--- Task to complete ---
Single out the lines of the material that contain "inwestycji" and copy them.

--- Supplied records ---

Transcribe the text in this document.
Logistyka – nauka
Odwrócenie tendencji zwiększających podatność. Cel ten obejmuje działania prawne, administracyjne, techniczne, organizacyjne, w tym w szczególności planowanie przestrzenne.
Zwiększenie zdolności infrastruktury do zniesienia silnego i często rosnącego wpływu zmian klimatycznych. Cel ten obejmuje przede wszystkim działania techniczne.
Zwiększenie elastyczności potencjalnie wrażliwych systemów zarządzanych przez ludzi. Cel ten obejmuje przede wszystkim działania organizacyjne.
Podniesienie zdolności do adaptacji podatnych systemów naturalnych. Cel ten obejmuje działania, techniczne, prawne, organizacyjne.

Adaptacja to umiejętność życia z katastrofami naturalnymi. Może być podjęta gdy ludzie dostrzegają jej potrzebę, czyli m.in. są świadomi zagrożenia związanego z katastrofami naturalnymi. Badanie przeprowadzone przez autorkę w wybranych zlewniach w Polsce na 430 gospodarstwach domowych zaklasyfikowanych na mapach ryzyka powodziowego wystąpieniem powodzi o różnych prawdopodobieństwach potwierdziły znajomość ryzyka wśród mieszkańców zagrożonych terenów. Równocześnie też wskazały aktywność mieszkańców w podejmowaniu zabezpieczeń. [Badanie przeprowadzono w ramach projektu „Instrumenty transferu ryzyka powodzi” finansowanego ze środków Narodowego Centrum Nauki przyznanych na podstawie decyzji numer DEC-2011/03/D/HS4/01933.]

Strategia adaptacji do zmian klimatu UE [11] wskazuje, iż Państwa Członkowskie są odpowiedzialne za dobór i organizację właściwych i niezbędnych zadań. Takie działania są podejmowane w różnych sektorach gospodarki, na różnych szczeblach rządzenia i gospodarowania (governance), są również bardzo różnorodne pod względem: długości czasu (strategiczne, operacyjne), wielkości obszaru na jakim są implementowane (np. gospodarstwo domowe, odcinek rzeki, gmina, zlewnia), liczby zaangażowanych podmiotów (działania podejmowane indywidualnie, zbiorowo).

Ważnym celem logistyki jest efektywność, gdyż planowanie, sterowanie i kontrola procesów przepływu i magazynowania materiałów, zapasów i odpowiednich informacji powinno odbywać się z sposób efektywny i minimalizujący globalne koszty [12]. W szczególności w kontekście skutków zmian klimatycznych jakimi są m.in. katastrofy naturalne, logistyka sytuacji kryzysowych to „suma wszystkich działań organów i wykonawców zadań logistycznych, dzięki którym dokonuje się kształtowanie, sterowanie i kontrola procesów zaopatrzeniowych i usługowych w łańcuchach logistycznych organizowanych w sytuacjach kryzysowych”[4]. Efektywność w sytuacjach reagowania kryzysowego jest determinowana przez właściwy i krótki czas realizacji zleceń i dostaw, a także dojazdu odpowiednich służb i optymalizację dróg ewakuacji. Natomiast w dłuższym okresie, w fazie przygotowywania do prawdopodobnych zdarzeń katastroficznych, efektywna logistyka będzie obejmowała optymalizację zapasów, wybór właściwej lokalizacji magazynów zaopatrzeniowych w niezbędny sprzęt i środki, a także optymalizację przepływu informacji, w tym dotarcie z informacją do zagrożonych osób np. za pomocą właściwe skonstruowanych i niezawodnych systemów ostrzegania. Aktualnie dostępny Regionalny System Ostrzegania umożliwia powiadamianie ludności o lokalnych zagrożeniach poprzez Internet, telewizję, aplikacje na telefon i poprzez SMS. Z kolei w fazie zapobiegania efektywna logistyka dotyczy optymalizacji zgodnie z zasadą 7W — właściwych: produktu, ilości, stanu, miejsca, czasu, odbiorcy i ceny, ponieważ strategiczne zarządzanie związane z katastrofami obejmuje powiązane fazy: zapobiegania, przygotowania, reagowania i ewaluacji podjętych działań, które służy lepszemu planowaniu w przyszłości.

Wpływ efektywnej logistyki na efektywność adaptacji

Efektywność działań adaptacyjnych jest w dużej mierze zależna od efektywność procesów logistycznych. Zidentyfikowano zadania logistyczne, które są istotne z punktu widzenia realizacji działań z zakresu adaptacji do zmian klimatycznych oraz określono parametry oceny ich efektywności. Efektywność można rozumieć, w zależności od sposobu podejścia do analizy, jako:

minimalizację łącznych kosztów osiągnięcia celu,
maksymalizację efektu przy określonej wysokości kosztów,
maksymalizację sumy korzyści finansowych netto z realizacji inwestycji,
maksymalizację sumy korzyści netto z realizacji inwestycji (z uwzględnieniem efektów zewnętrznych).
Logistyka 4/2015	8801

---

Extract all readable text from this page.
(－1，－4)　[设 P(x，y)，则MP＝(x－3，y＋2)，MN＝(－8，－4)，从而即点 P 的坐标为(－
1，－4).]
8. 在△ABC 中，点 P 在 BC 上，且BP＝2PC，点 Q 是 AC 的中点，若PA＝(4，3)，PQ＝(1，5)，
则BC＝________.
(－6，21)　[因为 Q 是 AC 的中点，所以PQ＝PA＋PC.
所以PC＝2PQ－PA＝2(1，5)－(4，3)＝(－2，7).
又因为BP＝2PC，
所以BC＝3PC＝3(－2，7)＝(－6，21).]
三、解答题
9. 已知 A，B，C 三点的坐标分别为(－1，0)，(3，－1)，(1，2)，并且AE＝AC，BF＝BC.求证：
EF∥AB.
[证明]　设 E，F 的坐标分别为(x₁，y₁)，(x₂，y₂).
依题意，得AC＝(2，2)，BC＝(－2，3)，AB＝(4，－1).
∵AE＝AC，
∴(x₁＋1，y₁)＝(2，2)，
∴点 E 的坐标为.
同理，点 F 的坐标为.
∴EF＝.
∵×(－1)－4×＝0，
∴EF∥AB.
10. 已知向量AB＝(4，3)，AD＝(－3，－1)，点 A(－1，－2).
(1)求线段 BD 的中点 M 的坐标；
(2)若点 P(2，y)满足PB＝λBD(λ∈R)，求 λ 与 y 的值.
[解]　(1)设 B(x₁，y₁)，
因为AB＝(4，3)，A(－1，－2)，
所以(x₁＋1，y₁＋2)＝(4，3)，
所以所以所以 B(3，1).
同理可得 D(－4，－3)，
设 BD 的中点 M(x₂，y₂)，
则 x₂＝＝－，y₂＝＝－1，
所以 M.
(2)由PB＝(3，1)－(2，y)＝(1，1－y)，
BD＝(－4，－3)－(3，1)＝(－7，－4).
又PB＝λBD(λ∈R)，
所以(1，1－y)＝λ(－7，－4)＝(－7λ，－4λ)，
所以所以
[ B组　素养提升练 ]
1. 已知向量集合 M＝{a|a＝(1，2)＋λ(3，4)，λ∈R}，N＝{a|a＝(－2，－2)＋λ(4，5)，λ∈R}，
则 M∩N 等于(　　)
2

--- Written answer ---
maksymalizację sumy korzyści finansowych netto z realizacji inwestycji,
maksymalizację sumy korzyści netto z realizacji inwestycji (z uwzględnieniem efektów zewnętrznych).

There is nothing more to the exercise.